SOURCE TEXT section start

Image of ACTH from Wikipedia Commons.

ACTH in turn signals the adrenal glands to release cortisol, often called “the stress hormone.” Cortisol helps give the body the energy it needs to stay on high alert for a bit longer by signaling several organs in the body to make changes impacting blood glucose levels. 

The stress response primes the body to deal with threats, optimizing it to flee or to fight. 

Some people refer to being “paralyzed by fear,” which some researchers believe is a response that happens more commonly to a threat perceived as happening far away. Freezing in place can even happen when you watch a horror movie—a 2013 study found that people watching unpleasant things on video would decrease movement and their heart rate would begin to slow down. The effect of this was immediate, indicating that it was a direct response to what was shown on the screen.

SOURCE TEXT section end
RECORD EXCERPTS section start

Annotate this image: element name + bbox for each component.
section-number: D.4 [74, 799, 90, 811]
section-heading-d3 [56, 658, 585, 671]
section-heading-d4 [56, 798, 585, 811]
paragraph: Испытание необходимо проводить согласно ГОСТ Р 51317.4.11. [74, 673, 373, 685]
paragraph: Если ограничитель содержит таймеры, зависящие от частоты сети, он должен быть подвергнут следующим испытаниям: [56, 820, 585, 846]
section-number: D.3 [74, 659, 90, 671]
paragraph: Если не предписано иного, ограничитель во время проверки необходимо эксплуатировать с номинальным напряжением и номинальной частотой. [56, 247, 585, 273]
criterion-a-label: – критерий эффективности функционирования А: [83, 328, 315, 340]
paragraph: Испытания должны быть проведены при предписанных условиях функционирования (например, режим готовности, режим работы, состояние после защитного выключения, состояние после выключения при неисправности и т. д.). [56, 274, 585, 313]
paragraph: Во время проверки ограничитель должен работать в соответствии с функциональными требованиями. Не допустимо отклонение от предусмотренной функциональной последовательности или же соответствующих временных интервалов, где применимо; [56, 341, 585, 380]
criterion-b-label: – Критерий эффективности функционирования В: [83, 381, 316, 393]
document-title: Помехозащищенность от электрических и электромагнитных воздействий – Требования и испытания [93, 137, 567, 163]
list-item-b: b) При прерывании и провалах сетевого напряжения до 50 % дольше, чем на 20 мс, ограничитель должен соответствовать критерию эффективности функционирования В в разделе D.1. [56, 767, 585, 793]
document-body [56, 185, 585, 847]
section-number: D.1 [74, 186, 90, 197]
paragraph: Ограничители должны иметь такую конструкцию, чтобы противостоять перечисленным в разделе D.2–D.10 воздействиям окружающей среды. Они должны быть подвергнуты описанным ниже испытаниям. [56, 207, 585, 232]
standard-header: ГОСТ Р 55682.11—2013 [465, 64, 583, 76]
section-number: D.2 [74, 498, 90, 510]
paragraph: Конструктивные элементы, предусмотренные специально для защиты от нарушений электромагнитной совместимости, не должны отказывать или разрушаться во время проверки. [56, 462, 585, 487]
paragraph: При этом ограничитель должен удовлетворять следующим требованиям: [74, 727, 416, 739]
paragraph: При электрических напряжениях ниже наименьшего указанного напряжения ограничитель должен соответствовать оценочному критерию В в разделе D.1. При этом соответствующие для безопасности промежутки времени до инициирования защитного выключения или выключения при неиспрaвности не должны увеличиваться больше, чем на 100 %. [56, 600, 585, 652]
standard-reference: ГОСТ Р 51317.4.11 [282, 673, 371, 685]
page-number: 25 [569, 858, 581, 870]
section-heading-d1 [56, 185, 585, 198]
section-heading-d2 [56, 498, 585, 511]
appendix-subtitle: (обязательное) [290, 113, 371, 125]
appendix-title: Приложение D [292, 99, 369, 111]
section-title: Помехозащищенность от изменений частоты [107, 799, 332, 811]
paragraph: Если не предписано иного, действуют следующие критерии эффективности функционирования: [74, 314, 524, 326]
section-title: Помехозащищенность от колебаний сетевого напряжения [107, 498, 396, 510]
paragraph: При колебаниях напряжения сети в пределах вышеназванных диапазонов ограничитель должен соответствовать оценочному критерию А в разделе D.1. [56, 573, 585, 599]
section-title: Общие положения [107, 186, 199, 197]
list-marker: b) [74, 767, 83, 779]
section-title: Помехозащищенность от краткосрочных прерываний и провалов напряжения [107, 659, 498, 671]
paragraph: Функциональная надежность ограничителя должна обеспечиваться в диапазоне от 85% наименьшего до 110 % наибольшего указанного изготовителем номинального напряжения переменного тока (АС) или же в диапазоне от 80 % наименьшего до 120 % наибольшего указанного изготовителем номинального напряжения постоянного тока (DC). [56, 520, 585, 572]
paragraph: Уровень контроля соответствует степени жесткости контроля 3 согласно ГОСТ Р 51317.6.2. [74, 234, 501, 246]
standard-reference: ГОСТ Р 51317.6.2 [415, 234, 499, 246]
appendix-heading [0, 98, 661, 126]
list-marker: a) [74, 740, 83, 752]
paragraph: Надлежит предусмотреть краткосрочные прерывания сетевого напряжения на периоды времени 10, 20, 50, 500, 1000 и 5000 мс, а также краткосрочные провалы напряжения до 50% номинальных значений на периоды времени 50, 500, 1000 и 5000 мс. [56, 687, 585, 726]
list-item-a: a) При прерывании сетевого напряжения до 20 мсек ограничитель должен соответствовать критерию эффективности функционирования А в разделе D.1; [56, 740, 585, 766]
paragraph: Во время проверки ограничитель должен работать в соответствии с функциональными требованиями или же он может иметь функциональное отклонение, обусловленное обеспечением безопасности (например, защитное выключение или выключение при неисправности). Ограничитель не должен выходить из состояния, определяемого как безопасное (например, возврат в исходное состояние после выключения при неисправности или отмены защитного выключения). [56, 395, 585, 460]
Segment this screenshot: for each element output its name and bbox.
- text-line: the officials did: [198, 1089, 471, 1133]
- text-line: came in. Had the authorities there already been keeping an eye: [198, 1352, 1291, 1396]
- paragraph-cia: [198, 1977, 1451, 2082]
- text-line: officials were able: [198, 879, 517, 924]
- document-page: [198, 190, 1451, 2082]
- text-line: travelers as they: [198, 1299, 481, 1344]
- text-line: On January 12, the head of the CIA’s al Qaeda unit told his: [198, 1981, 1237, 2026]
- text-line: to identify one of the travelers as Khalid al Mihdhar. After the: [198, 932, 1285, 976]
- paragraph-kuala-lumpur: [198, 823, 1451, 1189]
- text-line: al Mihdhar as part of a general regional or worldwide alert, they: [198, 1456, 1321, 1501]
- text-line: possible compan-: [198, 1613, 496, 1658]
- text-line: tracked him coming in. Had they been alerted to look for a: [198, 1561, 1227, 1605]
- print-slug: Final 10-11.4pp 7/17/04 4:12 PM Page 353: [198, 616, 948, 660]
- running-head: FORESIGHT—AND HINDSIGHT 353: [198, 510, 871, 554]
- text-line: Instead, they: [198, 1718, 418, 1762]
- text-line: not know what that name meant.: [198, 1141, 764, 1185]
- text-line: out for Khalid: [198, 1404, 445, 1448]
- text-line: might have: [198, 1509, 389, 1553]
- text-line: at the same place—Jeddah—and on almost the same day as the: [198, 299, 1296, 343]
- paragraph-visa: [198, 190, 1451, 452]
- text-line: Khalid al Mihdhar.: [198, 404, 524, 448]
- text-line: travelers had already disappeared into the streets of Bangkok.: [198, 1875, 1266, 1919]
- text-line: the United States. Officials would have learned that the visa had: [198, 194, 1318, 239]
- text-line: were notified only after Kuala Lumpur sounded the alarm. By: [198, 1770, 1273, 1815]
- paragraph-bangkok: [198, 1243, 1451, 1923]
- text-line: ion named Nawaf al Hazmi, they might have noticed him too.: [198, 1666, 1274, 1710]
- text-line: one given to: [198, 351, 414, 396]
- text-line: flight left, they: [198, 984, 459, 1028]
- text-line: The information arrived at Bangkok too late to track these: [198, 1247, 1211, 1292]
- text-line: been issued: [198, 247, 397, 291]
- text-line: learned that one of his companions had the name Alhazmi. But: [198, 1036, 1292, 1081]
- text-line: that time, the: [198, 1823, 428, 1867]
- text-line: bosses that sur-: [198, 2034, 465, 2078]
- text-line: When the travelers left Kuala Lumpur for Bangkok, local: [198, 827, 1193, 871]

RECORD EXCERPTS section end

- _PROBLEM TO WORK ON_
Carry on the passage about the stress response and fear from its last sentence.

- _WRITTEN REPLY_
In the fight or flight response, when the threat is over, your body starts to wind back down. It takes 20-30 minutes for the body to recover from your average stress response. Cortisol levels decrease, and your body starts to go back to its everyday functions.

Why do we love horror?

If fear messes up our bodies so much, why do we seek it out? 

In order to enjoy fear, our brains need to know that there is not a real threat. The hippocampus helps regulate this. The hippocampus is typically associated with long-lasting memories, but it also helps classify memories. In this case, it helps provide context to the amygdala. 

Brain-Nervous-Limbic-System-Hippocampus-Memories-Cerebral-CortexThe hippocampus, highlighted in blue. Image from Human Anatomy Atlas.

Some theorize that a movie’s process of suspense and resolution is inherently satisfying. A study from the 1970s showed that children prefer cartoons with elements of suspense. The study does not use horror films, but it underscores that humans love suspense and that sinking feeling of dread helps us enjoy stories more.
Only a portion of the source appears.